[Data entries for graphics]
· · · · · · ·

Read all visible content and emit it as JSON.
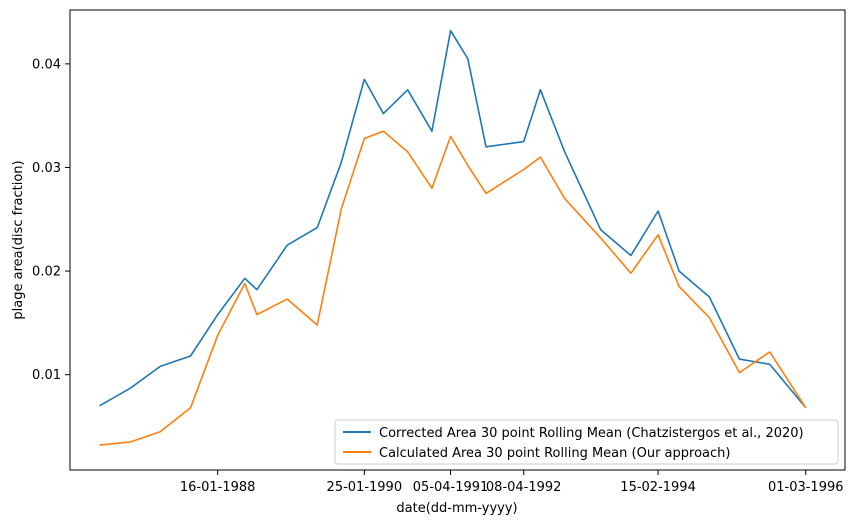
{
  "chart_data": {
    "type": "line",
    "title": "",
    "xlabel": "date(dd-mm-yyyy)",
    "ylabel": "plage area(disc fraction)",
    "x_ticks": [
      "16-01-1988",
      "25-01-1990",
      "05-04-1991",
      "08-04-1992",
      "15-02-1994",
      "01-03-1996"
    ],
    "y_ticks": [
      "0.01",
      "0.02",
      "0.03",
      "0.04"
    ],
    "ylim": [
      0.0008,
      0.0452
    ],
    "grid": false,
    "legend_position": "lower-right",
    "series": [
      {
        "name": "Corrected Area 30 point Rolling Mean (Chatzistergos et al., 2020)",
        "color": "#1f77b4",
        "x": [
          "30-05-1986",
          "01-11-1986",
          "01-04-1987",
          "01-09-1987",
          "16-01-1988",
          "01-06-1988",
          "01-08-1988",
          "01-01-1989",
          "01-06-1989",
          "01-10-1989",
          "25-01-1990",
          "01-05-1990",
          "01-09-1990",
          "01-01-1991",
          "05-04-1991",
          "01-07-1991",
          "01-10-1991",
          "08-04-1992",
          "01-07-1992",
          "01-11-1992",
          "01-05-1993",
          "01-10-1993",
          "15-02-1994",
          "01-06-1994",
          "01-11-1994",
          "01-04-1995",
          "01-09-1995",
          "01-03-1996"
        ],
        "y": [
          0.007,
          0.0087,
          0.0108,
          0.0118,
          0.0158,
          0.0193,
          0.0182,
          0.0225,
          0.0242,
          0.0305,
          0.0385,
          0.0352,
          0.0375,
          0.0335,
          0.0432,
          0.0405,
          0.032,
          0.0325,
          0.0375,
          0.0315,
          0.024,
          0.0215,
          0.0258,
          0.02,
          0.0175,
          0.0115,
          0.011,
          0.0068
        ]
      },
      {
        "name": "Calculated Area 30 point Rolling Mean (Our approach)",
        "color": "#ff7f0e",
        "x": [
          "30-05-1986",
          "01-11-1986",
          "01-04-1987",
          "01-09-1987",
          "16-01-1988",
          "01-06-1988",
          "01-08-1988",
          "01-01-1989",
          "01-06-1989",
          "01-10-1989",
          "25-01-1990",
          "01-05-1990",
          "01-09-1990",
          "01-01-1991",
          "05-04-1991",
          "01-07-1991",
          "01-10-1991",
          "08-04-1992",
          "01-07-1992",
          "01-11-1992",
          "01-05-1993",
          "01-10-1993",
          "15-02-1994",
          "01-06-1994",
          "01-11-1994",
          "01-04-1995",
          "01-09-1995",
          "01-03-1996"
        ],
        "y": [
          0.0032,
          0.0035,
          0.0045,
          0.0068,
          0.0138,
          0.0188,
          0.0158,
          0.0173,
          0.0148,
          0.026,
          0.0328,
          0.0335,
          0.0315,
          0.028,
          0.033,
          0.0302,
          0.0275,
          0.0298,
          0.031,
          0.027,
          0.0232,
          0.0198,
          0.0235,
          0.0185,
          0.0155,
          0.0102,
          0.0122,
          0.0068
        ]
      }
    ]
  }
}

· · · · · · ·

• **DIRECTIONS FOR THIS TASK**
Copy the listing word for word, excluding its pictures.

• **TASK SOLUTION**
Read all visible content and emit it as JSON.
{
  "chart_data": {
    "type": "line",
    "title": "",
    "xlabel": "date(dd-mm-yyyy)",
    "ylabel": "plage area(disc fraction)",
    "x_ticks": [
      "16-01-1988",
      "25-01-1990",
      "05-04-1991",
      "08-04-1992",
      "15-02-1994",
      "01-03-1996"
    ],
    "y_ticks": [
      "0.01",
      "0.02",
      "0.03",
      "0.04"
    ],
    "ylim": [
      0.0008,
      0.0452
    ],
    "grid": false,
    "legend_position": "lower-right",
    "series": [
      {
        "name": "Corrected Area 30 point Rolling Mean (Chatzistergos et al., 2020)",
        "color": "#1f77b4",
        "x": [
          "30-05-1986",
          "01-11-1986",
          "01-04-1987",
          "01-09-1987",
          "16-01-1988",
          "01-06-1988",
          "01-08-1988",
          "01-01-1989",
          "01-06-1989",
          "01-10-1989",
          "25-01-1990",
          "01-05-1990",
          "01-09-1990",
          "01-01-1991",
          "05-04-1991",
          "01-07-1991",
          "01-10-1991",
          "08-04-1992",
          "01-07-1992",
          "01-11-1992",
          "01-05-1993",
          "01-10-1993",
          "15-02-1994",
          "01-06-1994",
          "01-11-1994",
          "01-04-1995",
          "01-09-1995",
          "01-03-1996"
        ],
        "y": [
          0.007,
          0.0087,
          0.0108,
          0.0118,
          0.0158,
          0.0193,
          0.0182,
          0.0225,
          0.0242,
          0.0305,
          0.0385,
          0.0352,
          0.0375,
          0.0335,
          0.0432,
          0.0405,
          0.032,
          0.0325,
          0.0375,
          0.0315,
          0.024,
          0.0215,
          0.0258,
          0.02,
          0.0175,
          0.0115,
          0.011,
          0.0068
        ]
      },
      {
        "name": "Calculated Area 30 point Rolling Mean (Our approach)",
        "color": "#ff7f0e",
        "x": [
          "30-05-1986",
          "01-11-1986",
          "01-04-1987",
          "01-09-1987",
          "16-01-1988",
          "01-06-1988",
          "01-08-1988",
          "01-01-1989",
          "01-06-1989",
          "01-10-1989",
          "25-01-1990",
          "01-05-1990",
          "01-09-1990",
          "01-01-1991",
          "05-04-1991",
          "01-07-1991",
          "01-10-1991",
          "08-04-1992",
          "01-07-1992",
          "01-11-1992",
          "01-05-1993",
          "01-10-1993",
          "15-02-1994",
          "01-06-1994",
          "01-11-1994",
          "01-04-1995",
          "01-09-1995",
          "01-03-1996"
        ],
        "y": [
          0.0032,
          0.0035,
          0.0045,
          0.0068,
          0.0138,
          0.0188,
          0.0158,
          0.0173,
          0.0148,
          0.026,
          0.0328,
          0.0335,
          0.0315,
          0.028,
          0.033,
          0.0302,
          0.0275,
          0.0298,
          0.031,
          0.027,
          0.0232,
          0.0198,
          0.0235,
          0.0185,
          0.0155,
          0.0102,
          0.0122,
          0.0068
        ]
      }
    ]
  }
}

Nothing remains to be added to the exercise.